*WRITTEN INSTRUCTION*. Extract every record, exactly as written, and ignore the pictures.

*EXERCISE DATA*.

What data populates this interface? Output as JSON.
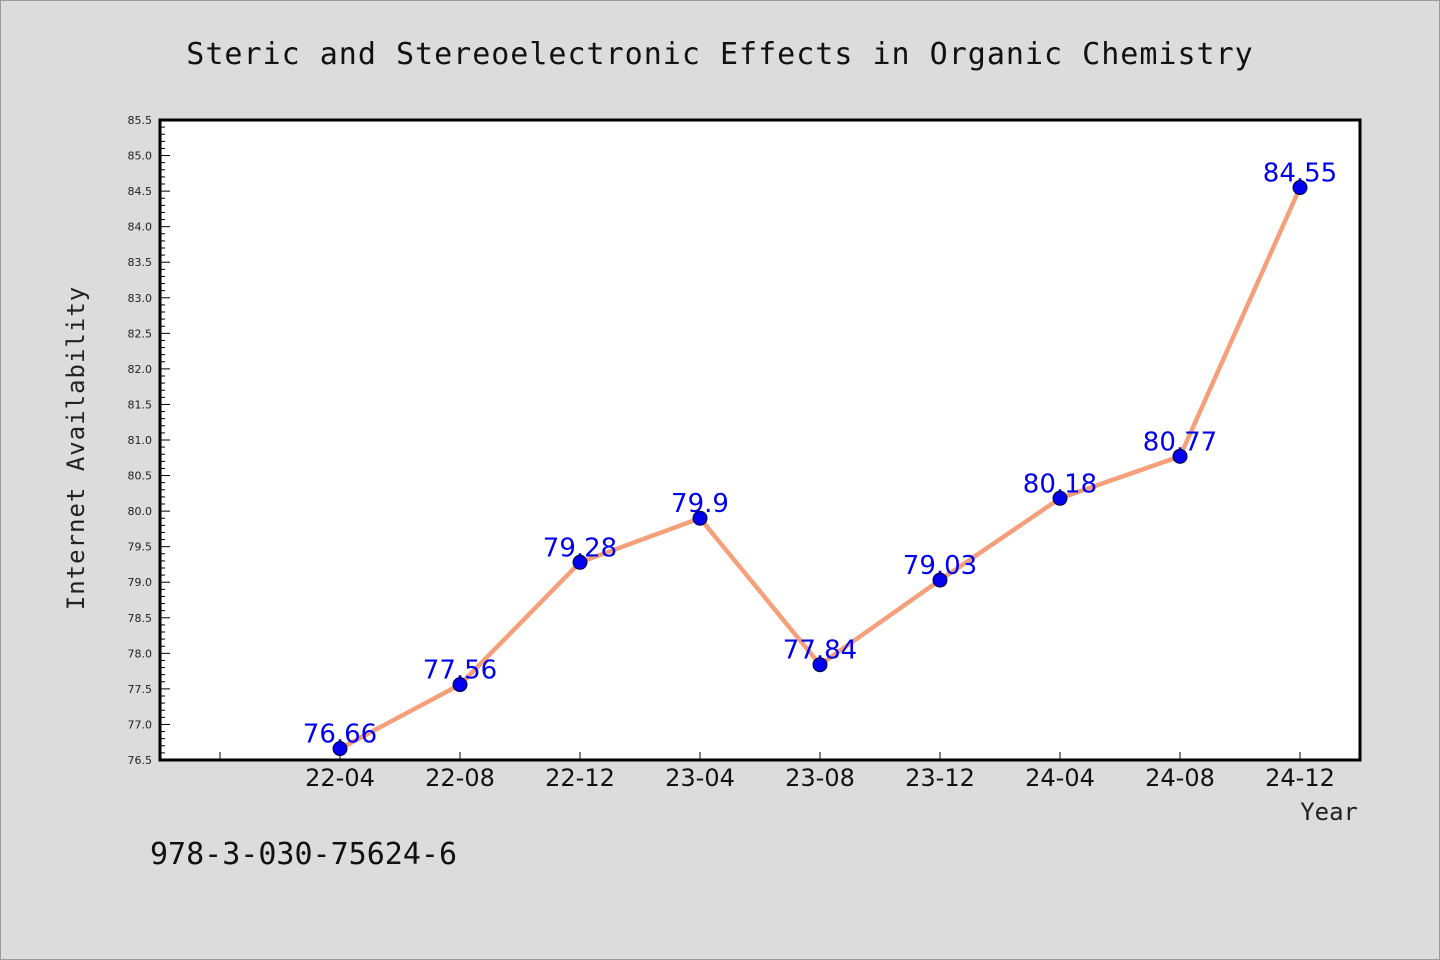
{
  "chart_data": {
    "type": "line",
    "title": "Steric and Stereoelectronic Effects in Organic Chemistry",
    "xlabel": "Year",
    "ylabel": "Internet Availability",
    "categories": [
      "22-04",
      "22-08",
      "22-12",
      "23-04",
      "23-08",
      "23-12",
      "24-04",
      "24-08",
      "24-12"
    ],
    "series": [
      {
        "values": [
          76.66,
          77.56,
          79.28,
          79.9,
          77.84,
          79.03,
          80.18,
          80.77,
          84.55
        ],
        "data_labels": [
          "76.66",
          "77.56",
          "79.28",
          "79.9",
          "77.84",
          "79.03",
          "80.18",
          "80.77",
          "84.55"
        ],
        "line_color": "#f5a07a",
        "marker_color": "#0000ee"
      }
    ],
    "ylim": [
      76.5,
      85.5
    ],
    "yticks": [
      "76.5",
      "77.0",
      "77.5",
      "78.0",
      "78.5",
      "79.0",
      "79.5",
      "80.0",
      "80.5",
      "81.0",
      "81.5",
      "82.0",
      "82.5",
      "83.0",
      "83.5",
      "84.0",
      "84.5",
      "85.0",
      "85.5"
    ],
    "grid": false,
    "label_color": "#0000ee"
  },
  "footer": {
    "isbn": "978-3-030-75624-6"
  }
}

*ANSWER FOR THE TASK*.
What data populates this interface? Output as JSON.
{
  "chart_data": {
    "type": "line",
    "title": "Steric and Stereoelectronic Effects in Organic Chemistry",
    "xlabel": "Year",
    "ylabel": "Internet Availability",
    "categories": [
      "22-04",
      "22-08",
      "22-12",
      "23-04",
      "23-08",
      "23-12",
      "24-04",
      "24-08",
      "24-12"
    ],
    "series": [
      {
        "values": [
          76.66,
          77.56,
          79.28,
          79.9,
          77.84,
          79.03,
          80.18,
          80.77,
          84.55
        ],
        "data_labels": [
          "76.66",
          "77.56",
          "79.28",
          "79.9",
          "77.84",
          "79.03",
          "80.18",
          "80.77",
          "84.55"
        ],
        "line_color": "#f5a07a",
        "marker_color": "#0000ee"
      }
    ],
    "ylim": [
      76.5,
      85.5
    ],
    "yticks": [
      "76.5",
      "77.0",
      "77.5",
      "78.0",
      "78.5",
      "79.0",
      "79.5",
      "80.0",
      "80.5",
      "81.0",
      "81.5",
      "82.0",
      "82.5",
      "83.0",
      "83.5",
      "84.0",
      "84.5",
      "85.0",
      "85.5"
    ],
    "grid": false,
    "label_color": "#0000ee"
  },
  "footer": {
    "isbn": "978-3-030-75624-6"
  }
}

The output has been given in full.